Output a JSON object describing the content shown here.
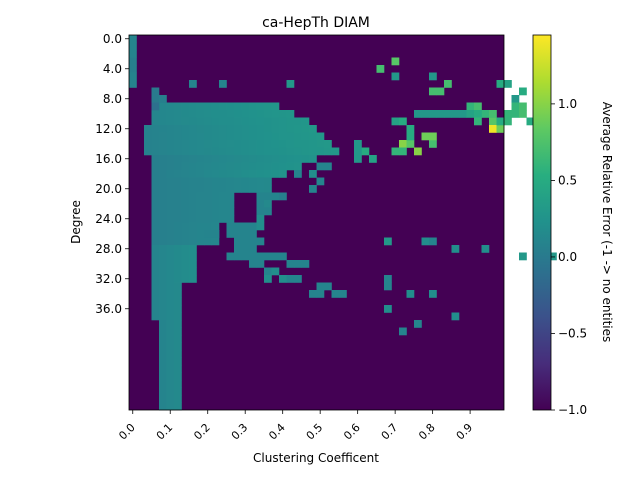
{
  "chart_data": {
    "type": "heatmap",
    "title": "ca-HepTh DIAM",
    "xlabel": "Clustering Coefficent",
    "ylabel": "Degree",
    "colorbar_label": "Average Relative Error (-1 -> no entities",
    "x_ticks": [
      "0.0",
      "0.1",
      "0.2",
      "0.3",
      "0.4",
      "0.5",
      "0.6",
      "0.7",
      "0.8",
      "0.9"
    ],
    "y_ticks": [
      "0.0",
      "4.0",
      "8.0",
      "12.0",
      "16.0",
      "20.0",
      "24.0",
      "28.0",
      "32.0",
      "36.0"
    ],
    "colorbar_ticks": [
      "1.0",
      "0.5",
      "0.0",
      "−0.5",
      "−1.0"
    ],
    "x_range": [
      0.0,
      1.0
    ],
    "y_range": [
      0,
      39
    ],
    "color_range": [
      -1.0,
      1.45
    ],
    "colormap": "viridis",
    "grid": false,
    "background_value": -1,
    "cells": [
      [
        0,
        0,
        0.1
      ],
      [
        0,
        1,
        0.1
      ],
      [
        0,
        2,
        0.1
      ],
      [
        0,
        3,
        0.05
      ],
      [
        0,
        4,
        0.05
      ],
      [
        0,
        5,
        0.1
      ],
      [
        0,
        6,
        0.1
      ],
      [
        3,
        7,
        0.0
      ],
      [
        3,
        8,
        0.0
      ],
      [
        3,
        9,
        -0.1
      ],
      [
        4,
        8,
        0.05
      ],
      [
        8,
        6,
        0.1
      ],
      [
        12,
        6,
        0.1
      ],
      [
        21,
        6,
        0.3
      ],
      [
        35,
        5,
        0.3
      ],
      [
        40,
        5,
        0.3
      ],
      [
        33,
        4,
        0.7
      ],
      [
        35,
        3,
        0.8
      ],
      [
        42,
        6,
        0.7
      ],
      [
        40,
        7,
        0.7
      ],
      [
        41,
        7,
        0.7
      ],
      [
        45,
        9,
        0.6
      ],
      [
        46,
        9,
        0.7
      ],
      [
        49,
        6,
        0.5
      ],
      [
        50,
        6,
        0.4
      ],
      [
        52,
        7,
        0.5
      ],
      [
        54,
        6,
        0.3
      ],
      [
        51,
        8,
        0.3
      ],
      [
        51,
        9,
        0.6
      ],
      [
        51,
        10,
        0.6
      ],
      [
        52,
        10,
        0.7
      ],
      [
        52,
        9,
        0.7
      ],
      [
        47,
        10,
        0.6
      ],
      [
        38,
        10,
        0.3
      ],
      [
        39,
        10,
        0.3
      ],
      [
        40,
        10,
        0.3
      ],
      [
        41,
        10,
        0.3
      ],
      [
        42,
        10,
        0.3
      ],
      [
        43,
        10,
        0.3
      ],
      [
        44,
        10,
        0.3
      ],
      [
        45,
        10,
        0.4
      ],
      [
        46,
        10,
        0.5
      ],
      [
        46,
        11,
        0.6
      ],
      [
        48,
        11,
        0.8
      ],
      [
        48,
        12,
        1.4
      ],
      [
        49,
        12,
        0.9
      ],
      [
        48,
        10,
        0.7
      ],
      [
        49,
        11,
        0.5
      ],
      [
        50,
        11,
        0.6
      ],
      [
        50,
        10,
        0.6
      ],
      [
        53,
        11,
        0.5
      ],
      [
        54,
        11,
        0.5
      ],
      [
        36,
        14,
        1.0
      ],
      [
        37,
        14,
        0.8
      ],
      [
        38,
        15,
        1.0
      ],
      [
        40,
        14,
        0.7
      ],
      [
        39,
        13,
        0.9
      ],
      [
        40,
        13,
        0.9
      ],
      [
        35,
        15,
        0.6
      ],
      [
        36,
        15,
        0.6
      ],
      [
        35,
        11,
        0.4
      ],
      [
        36,
        11,
        0.5
      ],
      [
        37,
        12,
        0.5
      ],
      [
        37,
        13,
        0.5
      ],
      [
        31,
        15,
        0.5
      ],
      [
        32,
        16,
        0.4
      ],
      [
        30,
        14,
        0.3
      ],
      [
        30,
        15,
        0.3
      ],
      [
        30,
        16,
        0.3
      ],
      [
        25,
        17,
        0.1
      ],
      [
        26,
        17,
        0.1
      ],
      [
        22,
        18,
        0.1
      ],
      [
        24,
        18,
        0.2
      ],
      [
        25,
        19,
        0.1
      ],
      [
        24,
        20,
        0.1
      ],
      [
        17,
        21,
        0.1
      ],
      [
        18,
        21,
        0.1
      ],
      [
        19,
        21,
        0.1
      ],
      [
        20,
        21,
        0.05
      ],
      [
        17,
        22,
        0.1
      ],
      [
        18,
        22,
        0.15
      ],
      [
        17,
        23,
        0.1
      ],
      [
        18,
        23,
        0.1
      ],
      [
        17,
        24,
        0.2
      ],
      [
        13,
        25,
        0.1
      ],
      [
        14,
        25,
        0.1
      ],
      [
        15,
        25,
        0.1
      ],
      [
        16,
        25,
        0.1
      ],
      [
        17,
        25,
        0.2
      ],
      [
        10,
        26,
        0.1
      ],
      [
        11,
        26,
        0.1
      ],
      [
        13,
        26,
        0.1
      ],
      [
        14,
        26,
        0.1
      ],
      [
        15,
        26,
        0.1
      ],
      [
        16,
        26,
        0.1
      ],
      [
        14,
        27,
        0.1
      ],
      [
        15,
        27,
        0.1
      ],
      [
        16,
        27,
        0.1
      ],
      [
        17,
        27,
        0.1
      ],
      [
        14,
        28,
        0.1
      ],
      [
        15,
        28,
        0.1
      ],
      [
        16,
        28,
        0.1
      ],
      [
        13,
        29,
        0.1
      ],
      [
        14,
        29,
        0.1
      ],
      [
        15,
        29,
        0.1
      ],
      [
        16,
        29,
        0.1
      ],
      [
        17,
        29,
        0.1
      ],
      [
        18,
        29,
        0.1
      ],
      [
        19,
        29,
        0.1
      ],
      [
        20,
        29,
        0.1
      ],
      [
        16,
        30,
        0.1
      ],
      [
        17,
        30,
        0.1
      ],
      [
        21,
        30,
        0.1
      ],
      [
        22,
        30,
        0.1
      ],
      [
        23,
        30,
        0.1
      ],
      [
        18,
        31,
        0.1
      ],
      [
        19,
        31,
        0.2
      ],
      [
        18,
        32,
        0.2
      ],
      [
        20,
        32,
        0.2
      ],
      [
        21,
        32,
        0.1
      ],
      [
        22,
        32,
        0.1
      ],
      [
        25,
        33,
        0.1
      ],
      [
        26,
        33,
        0.1
      ],
      [
        24,
        34,
        0.1
      ],
      [
        25,
        34,
        0.1
      ],
      [
        27,
        34,
        0.1
      ],
      [
        28,
        34,
        0.1
      ],
      [
        34,
        27,
        0.3
      ],
      [
        39,
        27,
        0.2
      ],
      [
        40,
        27,
        0.1
      ],
      [
        43,
        28,
        0.2
      ],
      [
        47,
        28,
        0.2
      ],
      [
        52,
        29,
        0.3
      ],
      [
        56,
        29,
        0.3
      ],
      [
        34,
        32,
        0.1
      ],
      [
        34,
        33,
        0.1
      ],
      [
        37,
        34,
        0.2
      ],
      [
        40,
        34,
        0.2
      ],
      [
        43,
        37,
        0.2
      ],
      [
        34,
        36,
        0.2
      ],
      [
        36,
        39,
        0.1
      ],
      [
        38,
        38,
        0.1
      ]
    ]
  }
}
****************
[Task prompt] Pictures are excluded; copy all other data exactly as shown.

[Task solution]
Output a JSON object describing the content shown here.
{
  "chart_data": {
    "type": "heatmap",
    "title": "ca-HepTh DIAM",
    "xlabel": "Clustering Coefficent",
    "ylabel": "Degree",
    "colorbar_label": "Average Relative Error (-1 -> no entities",
    "x_ticks": [
      "0.0",
      "0.1",
      "0.2",
      "0.3",
      "0.4",
      "0.5",
      "0.6",
      "0.7",
      "0.8",
      "0.9"
    ],
    "y_ticks": [
      "0.0",
      "4.0",
      "8.0",
      "12.0",
      "16.0",
      "20.0",
      "24.0",
      "28.0",
      "32.0",
      "36.0"
    ],
    "colorbar_ticks": [
      "1.0",
      "0.5",
      "0.0",
      "−0.5",
      "−1.0"
    ],
    "x_range": [
      0.0,
      1.0
    ],
    "y_range": [
      0,
      39
    ],
    "color_range": [
      -1.0,
      1.45
    ],
    "colormap": "viridis",
    "grid": false,
    "background_value": -1,
    "cells": [
      [
        0,
        0,
        0.1
      ],
      [
        0,
        1,
        0.1
      ],
      [
        0,
        2,
        0.1
      ],
      [
        0,
        3,
        0.05
      ],
      [
        0,
        4,
        0.05
      ],
      [
        0,
        5,
        0.1
      ],
      [
        0,
        6,
        0.1
      ],
      [
        3,
        7,
        0.0
      ],
      [
        3,
        8,
        0.0
      ],
      [
        3,
        9,
        -0.1
      ],
      [
        4,
        8,
        0.05
      ],
      [
        8,
        6,
        0.1
      ],
      [
        12,
        6,
        0.1
      ],
      [
        21,
        6,
        0.3
      ],
      [
        35,
        5,
        0.3
      ],
      [
        40,
        5,
        0.3
      ],
      [
        33,
        4,
        0.7
      ],
      [
        35,
        3,
        0.8
      ],
      [
        42,
        6,
        0.7
      ],
      [
        40,
        7,
        0.7
      ],
      [
        41,
        7,
        0.7
      ],
      [
        45,
        9,
        0.6
      ],
      [
        46,
        9,
        0.7
      ],
      [
        49,
        6,
        0.5
      ],
      [
        50,
        6,
        0.4
      ],
      [
        52,
        7,
        0.5
      ],
      [
        54,
        6,
        0.3
      ],
      [
        51,
        8,
        0.3
      ],
      [
        51,
        9,
        0.6
      ],
      [
        51,
        10,
        0.6
      ],
      [
        52,
        10,
        0.7
      ],
      [
        52,
        9,
        0.7
      ],
      [
        47,
        10,
        0.6
      ],
      [
        38,
        10,
        0.3
      ],
      [
        39,
        10,
        0.3
      ],
      [
        40,
        10,
        0.3
      ],
      [
        41,
        10,
        0.3
      ],
      [
        42,
        10,
        0.3
      ],
      [
        43,
        10,
        0.3
      ],
      [
        44,
        10,
        0.3
      ],
      [
        45,
        10,
        0.4
      ],
      [
        46,
        10,
        0.5
      ],
      [
        46,
        11,
        0.6
      ],
      [
        48,
        11,
        0.8
      ],
      [
        48,
        12,
        1.4
      ],
      [
        49,
        12,
        0.9
      ],
      [
        48,
        10,
        0.7
      ],
      [
        49,
        11,
        0.5
      ],
      [
        50,
        11,
        0.6
      ],
      [
        50,
        10,
        0.6
      ],
      [
        53,
        11,
        0.5
      ],
      [
        54,
        11,
        0.5
      ],
      [
        36,
        14,
        1.0
      ],
      [
        37,
        14,
        0.8
      ],
      [
        38,
        15,
        1.0
      ],
      [
        40,
        14,
        0.7
      ],
      [
        39,
        13,
        0.9
      ],
      [
        40,
        13,
        0.9
      ],
      [
        35,
        15,
        0.6
      ],
      [
        36,
        15,
        0.6
      ],
      [
        35,
        11,
        0.4
      ],
      [
        36,
        11,
        0.5
      ],
      [
        37,
        12,
        0.5
      ],
      [
        37,
        13,
        0.5
      ],
      [
        31,
        15,
        0.5
      ],
      [
        32,
        16,
        0.4
      ],
      [
        30,
        14,
        0.3
      ],
      [
        30,
        15,
        0.3
      ],
      [
        30,
        16,
        0.3
      ],
      [
        25,
        17,
        0.1
      ],
      [
        26,
        17,
        0.1
      ],
      [
        22,
        18,
        0.1
      ],
      [
        24,
        18,
        0.2
      ],
      [
        25,
        19,
        0.1
      ],
      [
        24,
        20,
        0.1
      ],
      [
        17,
        21,
        0.1
      ],
      [
        18,
        21,
        0.1
      ],
      [
        19,
        21,
        0.1
      ],
      [
        20,
        21,
        0.05
      ],
      [
        17,
        22,
        0.1
      ],
      [
        18,
        22,
        0.15
      ],
      [
        17,
        23,
        0.1
      ],
      [
        18,
        23,
        0.1
      ],
      [
        17,
        24,
        0.2
      ],
      [
        13,
        25,
        0.1
      ],
      [
        14,
        25,
        0.1
      ],
      [
        15,
        25,
        0.1
      ],
      [
        16,
        25,
        0.1
      ],
      [
        17,
        25,
        0.2
      ],
      [
        10,
        26,
        0.1
      ],
      [
        11,
        26,
        0.1
      ],
      [
        13,
        26,
        0.1
      ],
      [
        14,
        26,
        0.1
      ],
      [
        15,
        26,
        0.1
      ],
      [
        16,
        26,
        0.1
      ],
      [
        14,
        27,
        0.1
      ],
      [
        15,
        27,
        0.1
      ],
      [
        16,
        27,
        0.1
      ],
      [
        17,
        27,
        0.1
      ],
      [
        14,
        28,
        0.1
      ],
      [
        15,
        28,
        0.1
      ],
      [
        16,
        28,
        0.1
      ],
      [
        13,
        29,
        0.1
      ],
      [
        14,
        29,
        0.1
      ],
      [
        15,
        29,
        0.1
      ],
      [
        16,
        29,
        0.1
      ],
      [
        17,
        29,
        0.1
      ],
      [
        18,
        29,
        0.1
      ],
      [
        19,
        29,
        0.1
      ],
      [
        20,
        29,
        0.1
      ],
      [
        16,
        30,
        0.1
      ],
      [
        17,
        30,
        0.1
      ],
      [
        21,
        30,
        0.1
      ],
      [
        22,
        30,
        0.1
      ],
      [
        23,
        30,
        0.1
      ],
      [
        18,
        31,
        0.1
      ],
      [
        19,
        31,
        0.2
      ],
      [
        18,
        32,
        0.2
      ],
      [
        20,
        32,
        0.2
      ],
      [
        21,
        32,
        0.1
      ],
      [
        22,
        32,
        0.1
      ],
      [
        25,
        33,
        0.1
      ],
      [
        26,
        33,
        0.1
      ],
      [
        24,
        34,
        0.1
      ],
      [
        25,
        34,
        0.1
      ],
      [
        27,
        34,
        0.1
      ],
      [
        28,
        34,
        0.1
      ],
      [
        34,
        27,
        0.3
      ],
      [
        39,
        27,
        0.2
      ],
      [
        40,
        27,
        0.1
      ],
      [
        43,
        28,
        0.2
      ],
      [
        47,
        28,
        0.2
      ],
      [
        52,
        29,
        0.3
      ],
      [
        56,
        29,
        0.3
      ],
      [
        34,
        32,
        0.1
      ],
      [
        34,
        33,
        0.1
      ],
      [
        37,
        34,
        0.2
      ],
      [
        40,
        34,
        0.2
      ],
      [
        43,
        37,
        0.2
      ],
      [
        34,
        36,
        0.2
      ],
      [
        36,
        39,
        0.1
      ],
      [
        38,
        38,
        0.1
      ]
    ]
  }
}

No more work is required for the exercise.